Exercise details
Exactly the lines from the line containing "Convert this document image to plain text." through the final line of the entries below must be returned, and only those, without pictures.

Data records
* start *

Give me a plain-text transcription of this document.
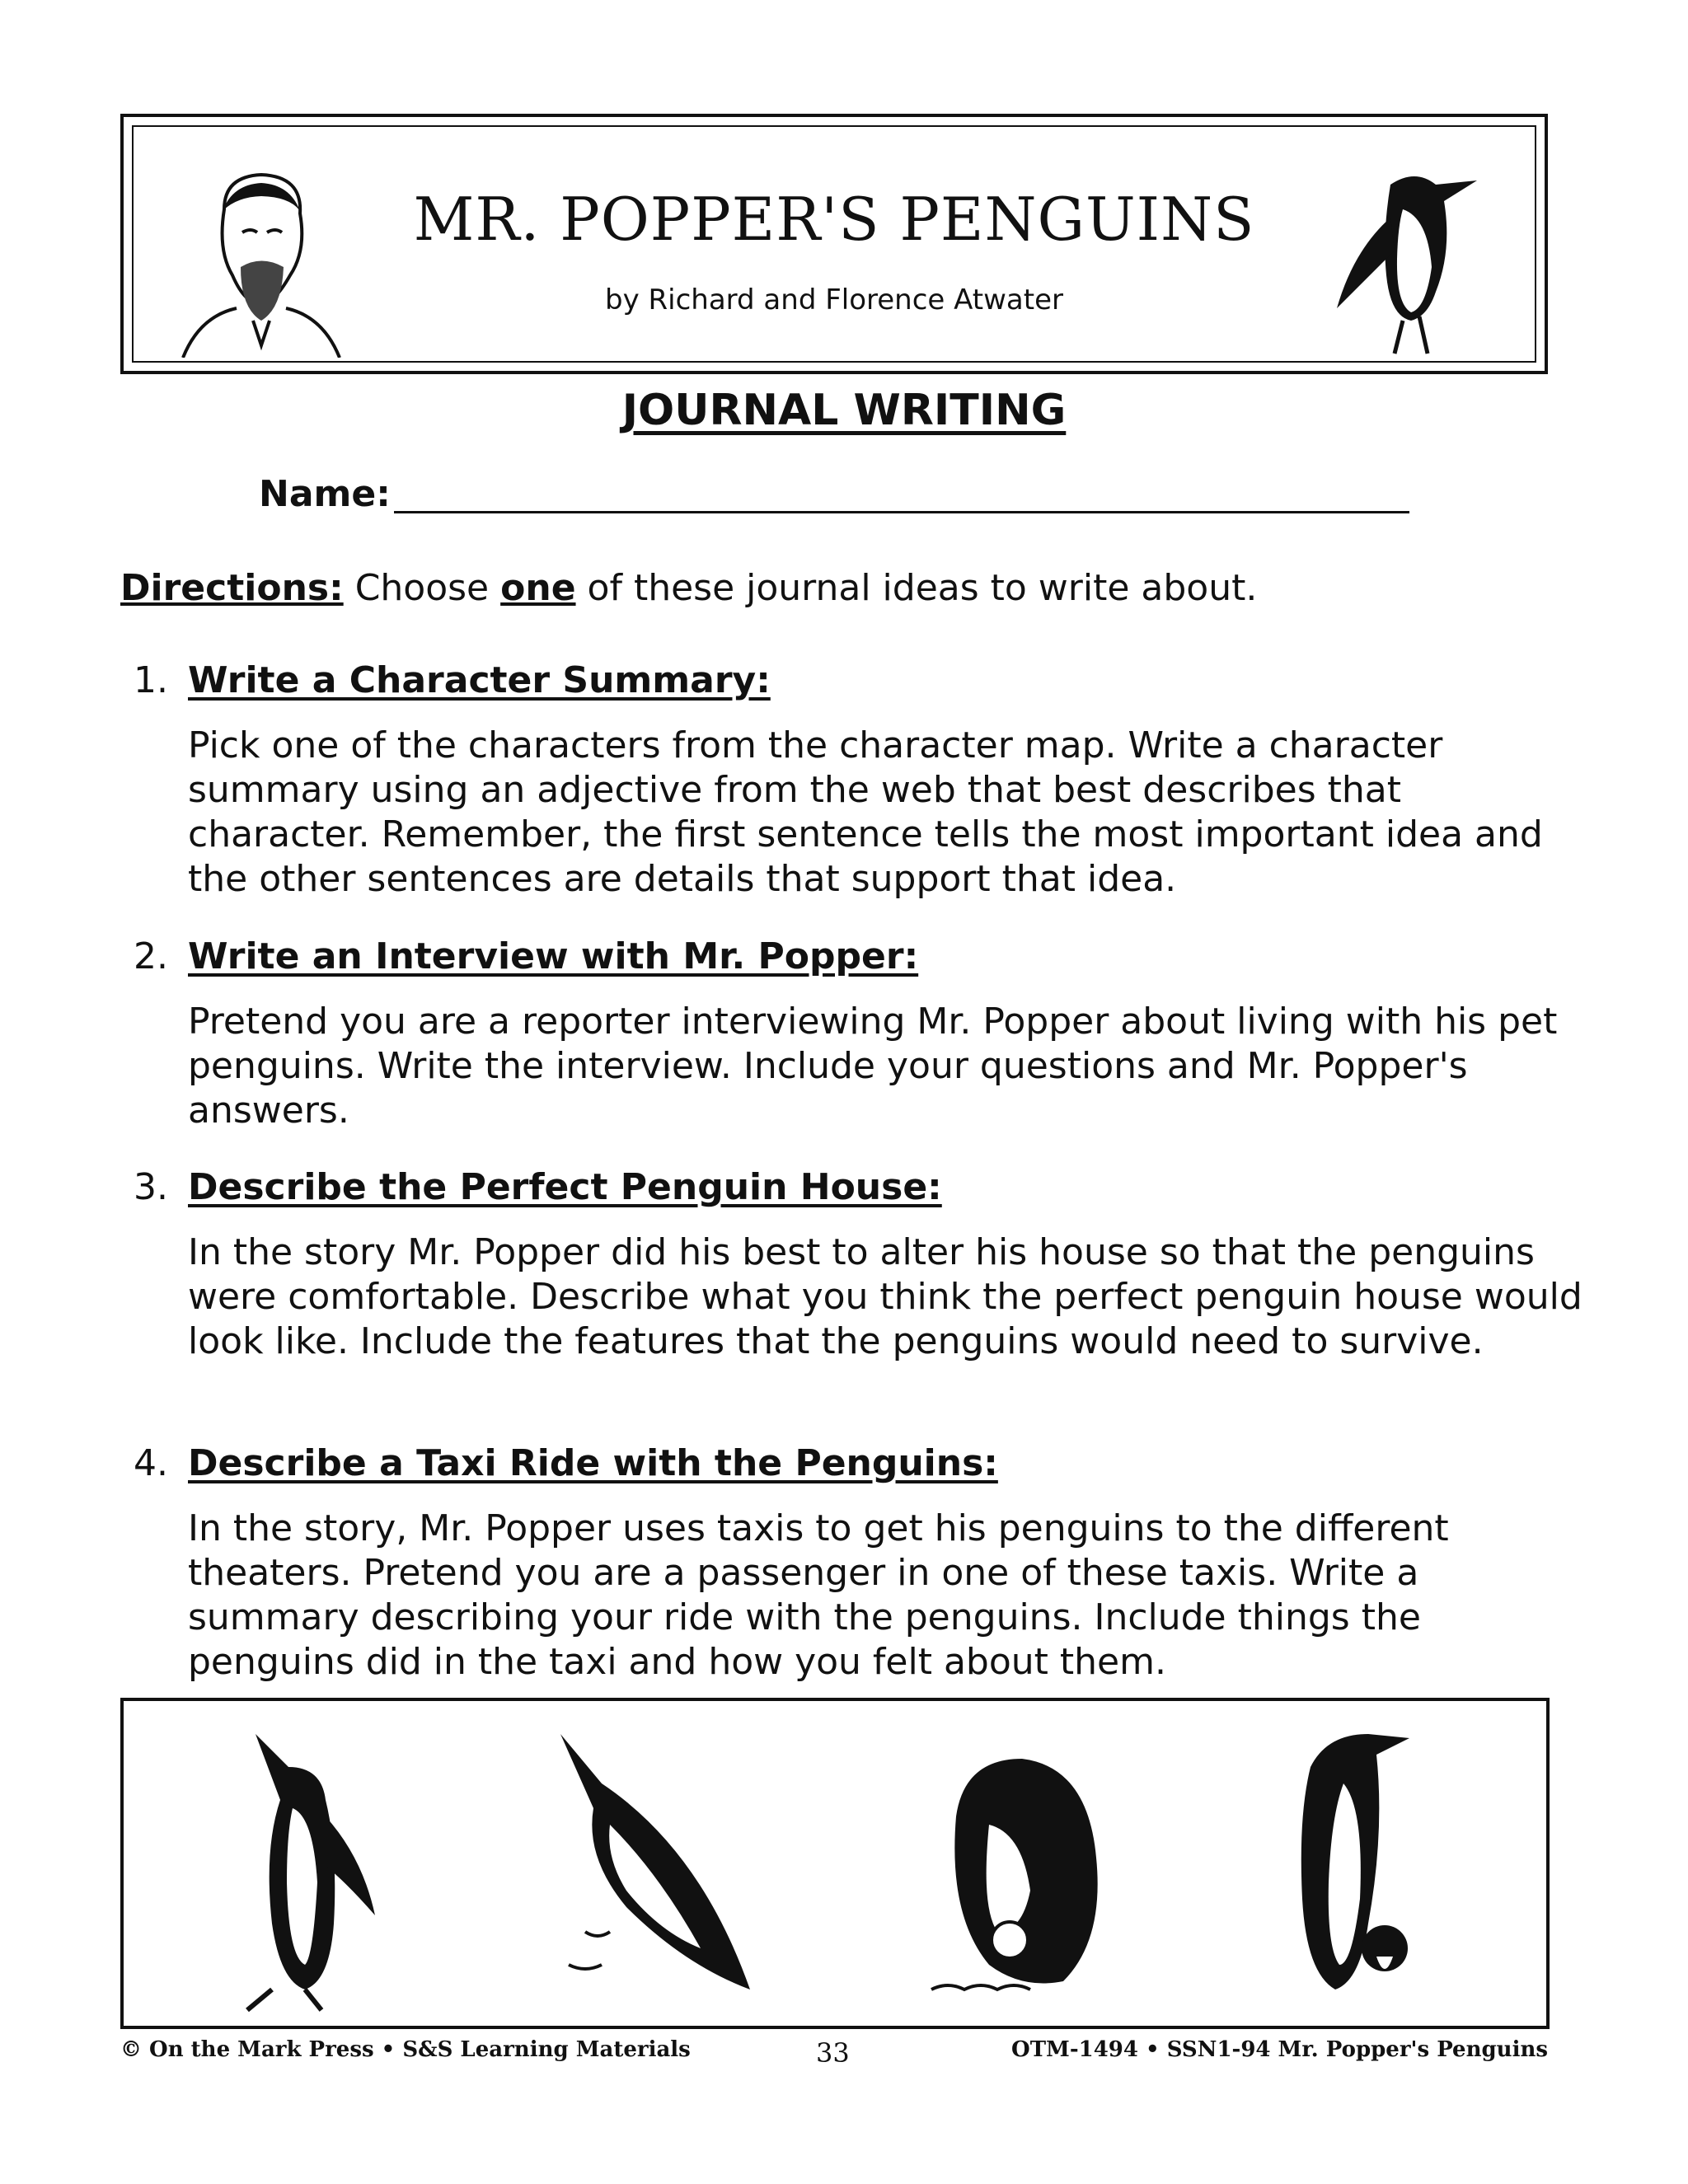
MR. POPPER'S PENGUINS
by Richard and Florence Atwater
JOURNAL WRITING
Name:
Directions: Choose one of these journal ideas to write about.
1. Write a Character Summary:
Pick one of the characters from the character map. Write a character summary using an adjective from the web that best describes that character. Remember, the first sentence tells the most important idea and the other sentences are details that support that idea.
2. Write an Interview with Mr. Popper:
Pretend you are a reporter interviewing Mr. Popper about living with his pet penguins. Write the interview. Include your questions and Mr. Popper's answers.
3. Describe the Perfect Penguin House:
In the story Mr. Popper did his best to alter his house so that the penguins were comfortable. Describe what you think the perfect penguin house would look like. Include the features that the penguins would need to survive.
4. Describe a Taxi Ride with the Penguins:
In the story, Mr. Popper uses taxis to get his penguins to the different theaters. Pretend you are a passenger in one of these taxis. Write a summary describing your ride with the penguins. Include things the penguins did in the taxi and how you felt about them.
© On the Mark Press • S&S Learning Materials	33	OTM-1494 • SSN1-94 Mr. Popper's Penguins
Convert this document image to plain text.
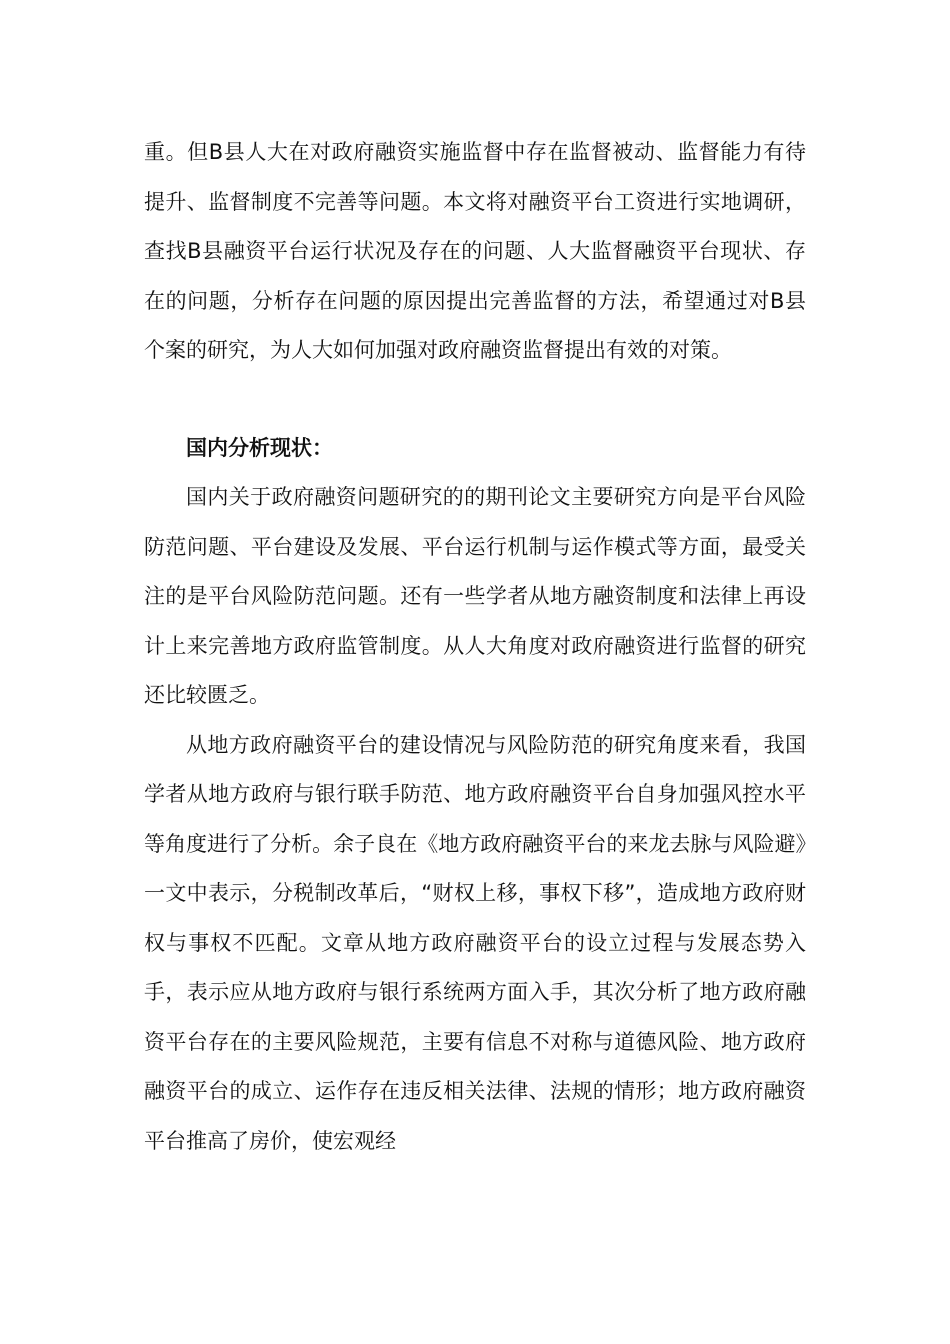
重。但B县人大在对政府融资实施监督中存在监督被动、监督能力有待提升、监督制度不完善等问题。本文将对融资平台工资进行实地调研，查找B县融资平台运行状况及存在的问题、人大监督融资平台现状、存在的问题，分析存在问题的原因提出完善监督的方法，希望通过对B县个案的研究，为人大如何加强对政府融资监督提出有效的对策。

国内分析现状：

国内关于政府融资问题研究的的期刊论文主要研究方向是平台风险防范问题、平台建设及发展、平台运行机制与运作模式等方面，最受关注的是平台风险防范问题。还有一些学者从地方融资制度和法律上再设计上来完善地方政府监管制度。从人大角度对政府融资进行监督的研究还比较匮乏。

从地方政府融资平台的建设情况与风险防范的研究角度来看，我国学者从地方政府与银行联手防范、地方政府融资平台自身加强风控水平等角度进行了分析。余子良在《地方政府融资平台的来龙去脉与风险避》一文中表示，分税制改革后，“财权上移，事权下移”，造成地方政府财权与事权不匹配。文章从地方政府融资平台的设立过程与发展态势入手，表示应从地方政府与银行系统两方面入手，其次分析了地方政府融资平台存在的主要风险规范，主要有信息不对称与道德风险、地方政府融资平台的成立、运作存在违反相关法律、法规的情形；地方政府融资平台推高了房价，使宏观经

* end *

Answer to the problem
Convert this document image to plain text.
重。但B县人大在对政府融资实施监督中存在监督被动、监督能力有待提升、监督制度不完善等问题。本文将对融资平台工资进行实地调研，查找B县融资平台运行状况及存在的问题、人大监督融资平台现状、存在的问题，分析存在问题的原因提出完善监督的方法，希望通过对B县个案的研究，为人大如何加强对政府融资监督提出有效的对策。

国内分析现状：

国内关于政府融资问题研究的的期刊论文主要研究方向是平台风险防范问题、平台建设及发展、平台运行机制与运作模式等方面，最受关注的是平台风险防范问题。还有一些学者从地方融资制度和法律上再设计上来完善地方政府监管制度。从人大角度对政府融资进行监督的研究还比较匮乏。

从地方政府融资平台的建设情况与风险防范的研究角度来看，我国学者从地方政府与银行联手防范、地方政府融资平台自身加强风控水平等角度进行了分析。余子良在《地方政府融资平台的来龙去脉与风险避》一文中表示，分税制改革后，“财权上移，事权下移”，造成地方政府财权与事权不匹配。文章从地方政府融资平台的设立过程与发展态势入手，表示应从地方政府与银行系统两方面入手，其次分析了地方政府融资平台存在的主要风险规范，主要有信息不对称与道德风险、地方政府融资平台的成立、运作存在违反相关法律、法规的情形；地方政府融资平台推高了房价，使宏观经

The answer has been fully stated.